▶ [Instructions to follow]: Exclude the pictures and return every line exactly as written.

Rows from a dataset
━━━━━━━━━━━━━━━━

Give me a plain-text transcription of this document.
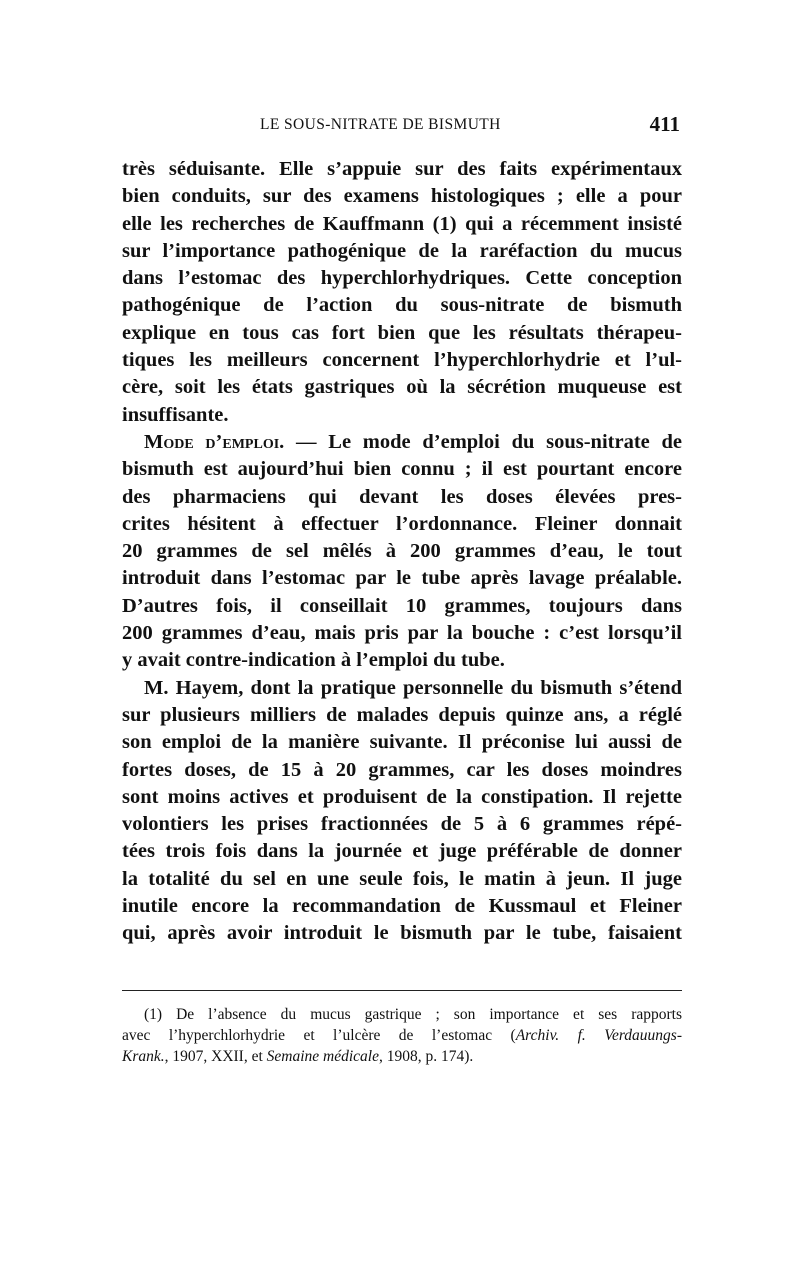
LE SOUS-NITRATE DE BISMUTH	411
très séduisante. Elle s’appuie sur des faits expérimentaux
bien conduits, sur des examens histologiques ; elle a pour
elle les recherches de Kauffmann (1) qui a récemment insisté
sur l’importance pathogénique de la raréfaction du mucus
dans l’estomac des hyperchlorhydriques. Cette conception
pathogénique de l’action du sous-nitrate de bismuth
explique en tous cas fort bien que les résultats thérapeu-
tiques les meilleurs concernent l’hyperchlorhydrie et l’ul-
cère, soit les états gastriques où la sécrétion muqueuse est
insuffisante.
Mode d’emploi. — Le mode d’emploi du sous-nitrate de
bismuth est aujourd’hui bien connu ; il est pourtant encore
des pharmaciens qui devant les doses élevées pres-
crites hésitent à effectuer l’ordonnance. Fleiner donnait
20 grammes de sel mêlés à 200 grammes d’eau, le tout
introduit dans l’estomac par le tube après lavage préalable.
D’autres fois, il conseillait 10 grammes, toujours dans
200 grammes d’eau, mais pris par la bouche : c’est lorsqu’il
y avait contre-indication à l’emploi du tube.
M. Hayem, dont la pratique personnelle du bismuth s’étend
sur plusieurs milliers de malades depuis quinze ans, a réglé
son emploi de la manière suivante. Il préconise lui aussi de
fortes doses, de 15 à 20 grammes, car les doses moindres
sont moins actives et produisent de la constipation. Il rejette
volontiers les prises fractionnées de 5 à 6 grammes répé-
tées trois fois dans la journée et juge préférable de donner
la totalité du sel en une seule fois, le matin à jeun. Il juge
inutile encore la recommandation de Kussmaul et Fleiner
qui, après avoir introduit le bismuth par le tube, faisaient
(1) De l’absence du mucus gastrique ; son importance et ses rapports
avec l’hyperchlorhydrie et l’ulcère de l’estomac (Archiv. f. Verdauungs-
Krank., 1907, XXII, et Semaine médicale, 1908, p. 174).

━━━━━━━━━━━━━━━━

▶ [Correct response]:
Give me a plain-text transcription of this document.
LE SOUS-NITRATE DE BISMUTH	411
très séduisante. Elle s’appuie sur des faits expérimentaux
bien conduits, sur des examens histologiques ; elle a pour
elle les recherches de Kauffmann (1) qui a récemment insisté
sur l’importance pathogénique de la raréfaction du mucus
dans l’estomac des hyperchlorhydriques. Cette conception
pathogénique de l’action du sous-nitrate de bismuth
explique en tous cas fort bien que les résultats thérapeu-
tiques les meilleurs concernent l’hyperchlorhydrie et l’ul-
cère, soit les états gastriques où la sécrétion muqueuse est
insuffisante.
Mode d’emploi. — Le mode d’emploi du sous-nitrate de
bismuth est aujourd’hui bien connu ; il est pourtant encore
des pharmaciens qui devant les doses élevées pres-
crites hésitent à effectuer l’ordonnance. Fleiner donnait
20 grammes de sel mêlés à 200 grammes d’eau, le tout
introduit dans l’estomac par le tube après lavage préalable.
D’autres fois, il conseillait 10 grammes, toujours dans
200 grammes d’eau, mais pris par la bouche : c’est lorsqu’il
y avait contre-indication à l’emploi du tube.
M. Hayem, dont la pratique personnelle du bismuth s’étend
sur plusieurs milliers de malades depuis quinze ans, a réglé
son emploi de la manière suivante. Il préconise lui aussi de
fortes doses, de 15 à 20 grammes, car les doses moindres
sont moins actives et produisent de la constipation. Il rejette
volontiers les prises fractionnées de 5 à 6 grammes répé-
tées trois fois dans la journée et juge préférable de donner
la totalité du sel en une seule fois, le matin à jeun. Il juge
inutile encore la recommandation de Kussmaul et Fleiner
qui, après avoir introduit le bismuth par le tube, faisaient
(1) De l’absence du mucus gastrique ; son importance et ses rapports
avec l’hyperchlorhydrie et l’ulcère de l’estomac (Archiv. f. Verdauungs-
Krank., 1907, XXII, et Semaine médicale, 1908, p. 174).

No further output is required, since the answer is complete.